Instructions to follow →
Rewrite the lines from the first one through the line containing "path-item[interactable]: 學語言 ›", swapping "elements" for "items" and leaving everything else as it is.

Records shown →
::::::::::

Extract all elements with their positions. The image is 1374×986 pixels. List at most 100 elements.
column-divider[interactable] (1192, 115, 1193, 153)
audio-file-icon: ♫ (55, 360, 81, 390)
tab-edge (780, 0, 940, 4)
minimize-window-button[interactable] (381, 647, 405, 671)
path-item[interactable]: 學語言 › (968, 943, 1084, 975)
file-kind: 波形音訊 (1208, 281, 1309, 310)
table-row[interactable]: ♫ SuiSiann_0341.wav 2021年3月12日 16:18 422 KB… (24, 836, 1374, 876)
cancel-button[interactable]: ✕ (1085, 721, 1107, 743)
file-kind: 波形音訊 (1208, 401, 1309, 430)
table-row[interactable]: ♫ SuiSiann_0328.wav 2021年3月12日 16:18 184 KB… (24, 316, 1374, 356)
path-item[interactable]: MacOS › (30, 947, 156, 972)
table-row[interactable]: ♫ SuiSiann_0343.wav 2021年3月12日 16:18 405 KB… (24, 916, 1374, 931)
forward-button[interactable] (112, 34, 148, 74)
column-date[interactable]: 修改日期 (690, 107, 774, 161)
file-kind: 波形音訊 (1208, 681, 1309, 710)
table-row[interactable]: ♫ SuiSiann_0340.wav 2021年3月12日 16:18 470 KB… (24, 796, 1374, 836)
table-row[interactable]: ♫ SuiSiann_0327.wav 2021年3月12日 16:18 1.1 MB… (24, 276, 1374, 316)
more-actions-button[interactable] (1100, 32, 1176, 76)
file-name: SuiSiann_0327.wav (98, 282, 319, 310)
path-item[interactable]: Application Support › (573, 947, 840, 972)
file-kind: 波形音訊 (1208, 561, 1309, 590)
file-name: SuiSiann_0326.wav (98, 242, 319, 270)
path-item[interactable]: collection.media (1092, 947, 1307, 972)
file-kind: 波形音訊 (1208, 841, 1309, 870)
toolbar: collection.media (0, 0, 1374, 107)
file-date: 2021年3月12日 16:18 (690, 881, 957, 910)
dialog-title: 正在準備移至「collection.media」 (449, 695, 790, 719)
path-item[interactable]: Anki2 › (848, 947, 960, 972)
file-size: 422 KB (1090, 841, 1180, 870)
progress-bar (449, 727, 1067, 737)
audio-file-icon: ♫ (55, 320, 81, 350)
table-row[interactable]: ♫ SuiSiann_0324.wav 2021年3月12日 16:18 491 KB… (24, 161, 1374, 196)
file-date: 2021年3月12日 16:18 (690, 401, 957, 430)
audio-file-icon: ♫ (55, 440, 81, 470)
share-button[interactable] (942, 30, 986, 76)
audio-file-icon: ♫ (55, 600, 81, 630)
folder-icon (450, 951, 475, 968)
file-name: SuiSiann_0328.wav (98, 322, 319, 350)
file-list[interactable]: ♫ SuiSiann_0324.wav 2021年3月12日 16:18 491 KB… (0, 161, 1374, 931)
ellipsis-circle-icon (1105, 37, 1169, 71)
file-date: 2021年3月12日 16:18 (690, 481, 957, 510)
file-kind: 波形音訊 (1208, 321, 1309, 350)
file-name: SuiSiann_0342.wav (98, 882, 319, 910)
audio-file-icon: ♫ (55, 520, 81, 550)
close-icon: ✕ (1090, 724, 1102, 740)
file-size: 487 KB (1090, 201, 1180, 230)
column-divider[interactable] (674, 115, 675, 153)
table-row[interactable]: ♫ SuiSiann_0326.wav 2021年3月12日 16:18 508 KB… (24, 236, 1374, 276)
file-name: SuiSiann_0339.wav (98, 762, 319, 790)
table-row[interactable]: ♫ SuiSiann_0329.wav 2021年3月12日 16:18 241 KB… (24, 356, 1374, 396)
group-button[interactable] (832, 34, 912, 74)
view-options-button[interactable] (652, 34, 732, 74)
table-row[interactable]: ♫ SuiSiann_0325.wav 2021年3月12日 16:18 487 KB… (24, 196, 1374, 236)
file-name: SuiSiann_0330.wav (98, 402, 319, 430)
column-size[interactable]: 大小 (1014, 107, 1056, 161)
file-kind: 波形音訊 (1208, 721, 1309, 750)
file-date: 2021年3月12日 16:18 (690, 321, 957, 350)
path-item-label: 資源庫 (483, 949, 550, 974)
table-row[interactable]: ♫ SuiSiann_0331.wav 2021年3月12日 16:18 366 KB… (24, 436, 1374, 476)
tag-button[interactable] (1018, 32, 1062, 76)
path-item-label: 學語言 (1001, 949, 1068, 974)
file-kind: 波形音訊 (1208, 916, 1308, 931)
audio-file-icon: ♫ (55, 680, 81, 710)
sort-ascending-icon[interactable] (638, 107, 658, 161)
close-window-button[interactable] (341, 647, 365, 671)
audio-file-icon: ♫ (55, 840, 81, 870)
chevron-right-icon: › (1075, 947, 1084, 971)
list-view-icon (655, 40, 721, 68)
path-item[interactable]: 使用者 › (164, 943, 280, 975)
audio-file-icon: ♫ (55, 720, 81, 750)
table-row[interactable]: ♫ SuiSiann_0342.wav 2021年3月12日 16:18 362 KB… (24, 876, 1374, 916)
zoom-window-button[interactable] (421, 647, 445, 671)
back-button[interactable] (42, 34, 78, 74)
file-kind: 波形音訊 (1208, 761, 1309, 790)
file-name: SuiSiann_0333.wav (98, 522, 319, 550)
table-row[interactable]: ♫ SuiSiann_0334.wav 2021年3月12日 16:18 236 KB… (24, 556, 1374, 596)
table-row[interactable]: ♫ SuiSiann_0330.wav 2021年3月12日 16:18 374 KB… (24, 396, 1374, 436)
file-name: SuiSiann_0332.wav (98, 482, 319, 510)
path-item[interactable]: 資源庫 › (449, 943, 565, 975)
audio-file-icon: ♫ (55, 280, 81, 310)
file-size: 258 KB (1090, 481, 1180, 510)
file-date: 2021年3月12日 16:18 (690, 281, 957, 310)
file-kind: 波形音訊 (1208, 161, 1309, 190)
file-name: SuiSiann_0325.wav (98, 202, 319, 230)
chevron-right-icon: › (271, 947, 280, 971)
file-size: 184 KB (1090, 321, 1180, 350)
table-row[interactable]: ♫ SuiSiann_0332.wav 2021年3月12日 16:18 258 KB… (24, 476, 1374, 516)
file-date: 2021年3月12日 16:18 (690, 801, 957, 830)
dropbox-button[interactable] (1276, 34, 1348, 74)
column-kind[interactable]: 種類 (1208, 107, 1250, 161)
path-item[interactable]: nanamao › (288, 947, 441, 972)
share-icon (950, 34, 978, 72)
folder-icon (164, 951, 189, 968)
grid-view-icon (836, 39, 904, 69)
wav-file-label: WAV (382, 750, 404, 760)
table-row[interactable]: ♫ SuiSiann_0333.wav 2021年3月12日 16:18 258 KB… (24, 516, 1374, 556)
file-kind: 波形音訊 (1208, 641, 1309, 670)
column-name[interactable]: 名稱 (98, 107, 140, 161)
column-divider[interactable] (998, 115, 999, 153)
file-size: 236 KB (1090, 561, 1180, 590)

::::::::::

Response for this exercise →
Extract all items with their positions. The image is 1374×986 pixels. List at most 100 items.
column-divider[interactable] (1192, 115, 1193, 153)
audio-file-icon: ♫ (55, 360, 81, 390)
tab-edge (780, 0, 940, 4)
minimize-window-button[interactable] (381, 647, 405, 671)
path-item[interactable]: 學語言 › (968, 943, 1084, 975)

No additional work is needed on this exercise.